--- START MATERIAL PROVIDED ---
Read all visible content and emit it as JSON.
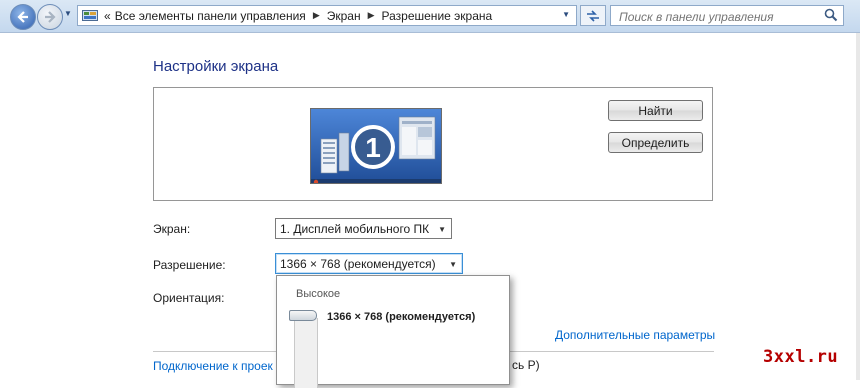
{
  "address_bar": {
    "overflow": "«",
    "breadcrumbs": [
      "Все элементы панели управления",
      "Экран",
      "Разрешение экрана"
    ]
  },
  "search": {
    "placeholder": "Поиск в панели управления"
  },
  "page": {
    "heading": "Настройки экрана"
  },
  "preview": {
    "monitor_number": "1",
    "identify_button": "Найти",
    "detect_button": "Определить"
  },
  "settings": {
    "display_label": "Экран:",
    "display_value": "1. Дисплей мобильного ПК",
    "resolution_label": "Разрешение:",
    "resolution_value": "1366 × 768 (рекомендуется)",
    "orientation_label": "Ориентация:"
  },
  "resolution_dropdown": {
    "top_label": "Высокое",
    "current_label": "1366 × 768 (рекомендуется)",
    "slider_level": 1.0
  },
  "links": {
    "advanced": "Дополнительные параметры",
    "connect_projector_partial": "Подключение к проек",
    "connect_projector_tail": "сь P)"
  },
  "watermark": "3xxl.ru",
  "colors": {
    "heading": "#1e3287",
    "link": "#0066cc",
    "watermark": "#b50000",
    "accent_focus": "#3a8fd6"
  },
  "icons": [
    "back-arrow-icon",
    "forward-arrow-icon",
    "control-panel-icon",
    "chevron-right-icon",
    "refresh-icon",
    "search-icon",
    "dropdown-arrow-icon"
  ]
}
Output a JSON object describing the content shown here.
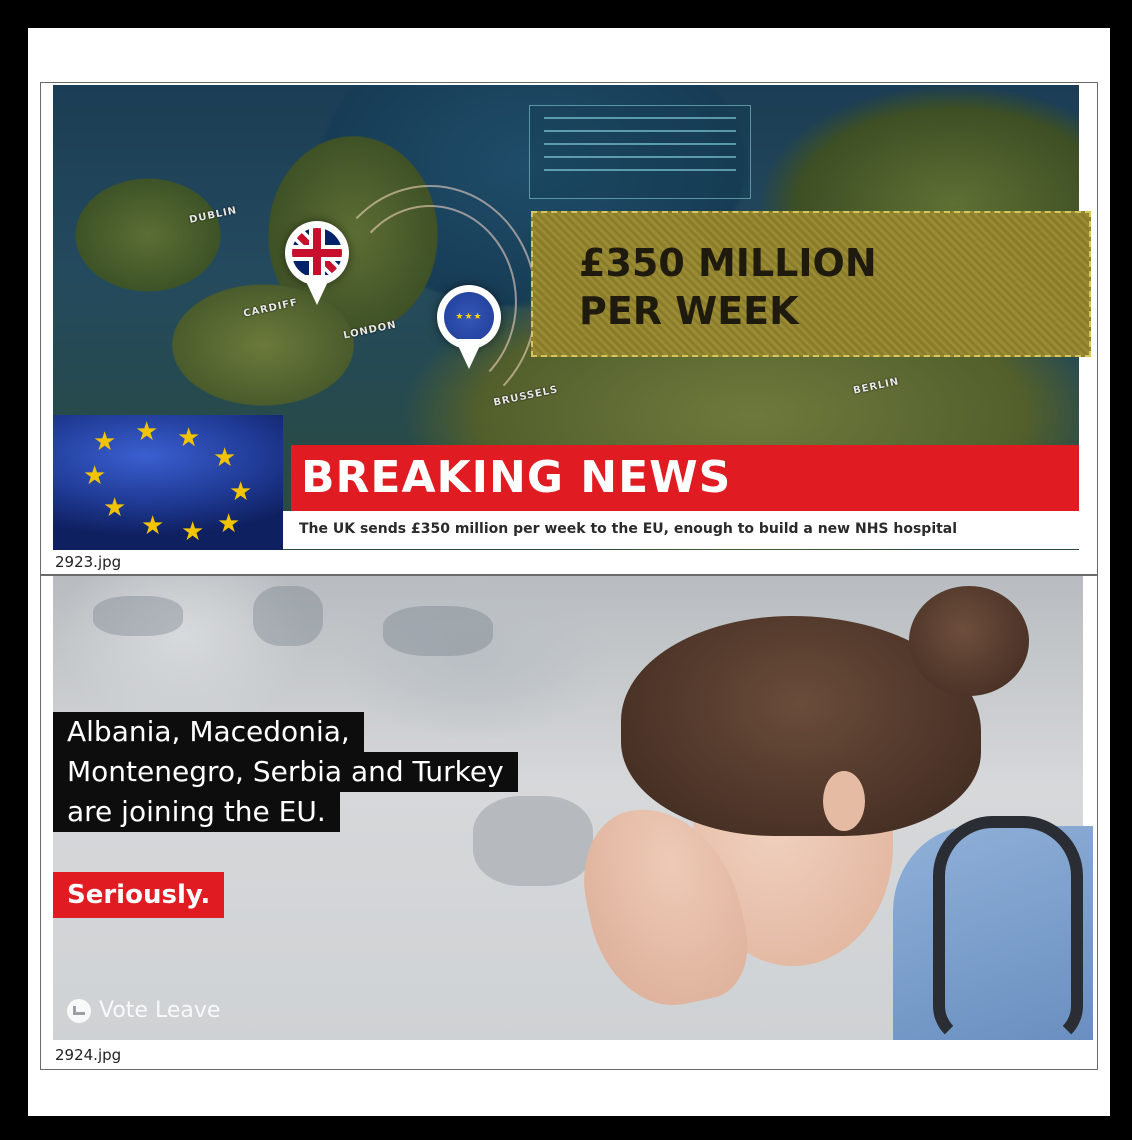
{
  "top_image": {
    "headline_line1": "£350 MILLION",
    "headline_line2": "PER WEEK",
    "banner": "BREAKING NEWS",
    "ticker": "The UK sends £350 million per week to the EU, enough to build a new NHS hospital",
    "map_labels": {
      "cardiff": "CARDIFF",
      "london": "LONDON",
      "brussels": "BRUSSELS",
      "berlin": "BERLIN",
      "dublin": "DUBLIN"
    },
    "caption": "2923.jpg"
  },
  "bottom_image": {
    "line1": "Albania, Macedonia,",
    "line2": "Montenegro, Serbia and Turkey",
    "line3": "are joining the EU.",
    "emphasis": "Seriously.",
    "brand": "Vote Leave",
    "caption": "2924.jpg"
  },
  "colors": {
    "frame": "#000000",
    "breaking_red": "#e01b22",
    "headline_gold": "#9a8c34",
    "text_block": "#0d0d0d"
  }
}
--- END MATERIAL PROVIDED ---
### CHALLENGE
Filter for "heading". Return all lines that hold it.

### TASK OUTPUT
    "heading": "Настройки экрана"
    "heading": "#1e3287",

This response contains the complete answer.